INSTRUCTIONS FOR THE TASK: Your task is to copy the listing exactly, with the pictures left out.

DATA EXCERPTS:
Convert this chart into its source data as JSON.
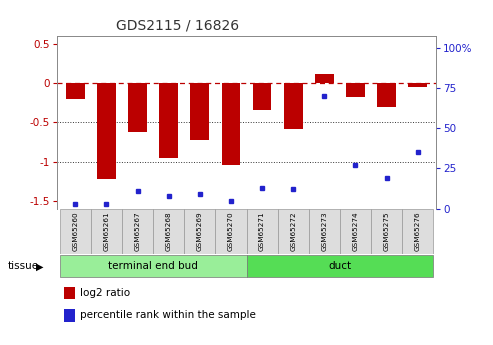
{
  "title": "GDS2115 / 16826",
  "samples": [
    "GSM65260",
    "GSM65261",
    "GSM65267",
    "GSM65268",
    "GSM65269",
    "GSM65270",
    "GSM65271",
    "GSM65272",
    "GSM65273",
    "GSM65274",
    "GSM65275",
    "GSM65276"
  ],
  "log2_ratio": [
    -0.2,
    -1.22,
    -0.62,
    -0.95,
    -0.72,
    -1.04,
    -0.34,
    -0.58,
    0.12,
    -0.17,
    -0.3,
    -0.05
  ],
  "percentile_rank": [
    3,
    3,
    11,
    8,
    9,
    5,
    13,
    12,
    70,
    27,
    19,
    35
  ],
  "ylim_left": [
    -1.6,
    0.6
  ],
  "ylim_right": [
    0,
    107
  ],
  "right_ticks": [
    0,
    25,
    50,
    75,
    100
  ],
  "right_tick_labels": [
    "0",
    "25",
    "50",
    "75",
    "100%"
  ],
  "left_ticks": [
    -1.5,
    -1.0,
    -0.5,
    0.0,
    0.5
  ],
  "left_tick_labels": [
    "-1.5",
    "-1",
    "-0.5",
    "0",
    "0.5"
  ],
  "tissue_groups": [
    {
      "label": "terminal end bud",
      "start": 0,
      "end": 6,
      "color": "#99EE99"
    },
    {
      "label": "duct",
      "start": 6,
      "end": 12,
      "color": "#55DD55"
    }
  ],
  "bar_color": "#BB0000",
  "dot_color": "#2222CC",
  "zero_line_color": "#BB0000",
  "grid_line_color": "#333333",
  "bg_color": "#FFFFFF",
  "plot_bg_color": "#FFFFFF",
  "sample_box_color": "#DDDDDD",
  "legend_items": [
    {
      "label": "log2 ratio",
      "color": "#BB0000"
    },
    {
      "label": "percentile rank within the sample",
      "color": "#2222CC"
    }
  ],
  "tissue_label": "tissue"
}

WRITTEN RESPONSE:
Convert this chart into its source data as JSON.
{
  "title": "GDS2115 / 16826",
  "samples": [
    "GSM65260",
    "GSM65261",
    "GSM65267",
    "GSM65268",
    "GSM65269",
    "GSM65270",
    "GSM65271",
    "GSM65272",
    "GSM65273",
    "GSM65274",
    "GSM65275",
    "GSM65276"
  ],
  "log2_ratio": [
    -0.2,
    -1.22,
    -0.62,
    -0.95,
    -0.72,
    -1.04,
    -0.34,
    -0.58,
    0.12,
    -0.17,
    -0.3,
    -0.05
  ],
  "percentile_rank": [
    3,
    3,
    11,
    8,
    9,
    5,
    13,
    12,
    70,
    27,
    19,
    35
  ],
  "ylim_left": [
    -1.6,
    0.6
  ],
  "ylim_right": [
    0,
    107
  ],
  "right_ticks": [
    0,
    25,
    50,
    75,
    100
  ],
  "right_tick_labels": [
    "0",
    "25",
    "50",
    "75",
    "100%"
  ],
  "left_ticks": [
    -1.5,
    -1.0,
    -0.5,
    0.0,
    0.5
  ],
  "left_tick_labels": [
    "-1.5",
    "-1",
    "-0.5",
    "0",
    "0.5"
  ],
  "tissue_groups": [
    {
      "label": "terminal end bud",
      "start": 0,
      "end": 6,
      "color": "#99EE99"
    },
    {
      "label": "duct",
      "start": 6,
      "end": 12,
      "color": "#55DD55"
    }
  ],
  "bar_color": "#BB0000",
  "dot_color": "#2222CC",
  "zero_line_color": "#BB0000",
  "grid_line_color": "#333333",
  "bg_color": "#FFFFFF",
  "plot_bg_color": "#FFFFFF",
  "sample_box_color": "#DDDDDD",
  "legend_items": [
    {
      "label": "log2 ratio",
      "color": "#BB0000"
    },
    {
      "label": "percentile rank within the sample",
      "color": "#2222CC"
    }
  ],
  "tissue_label": "tissue"
}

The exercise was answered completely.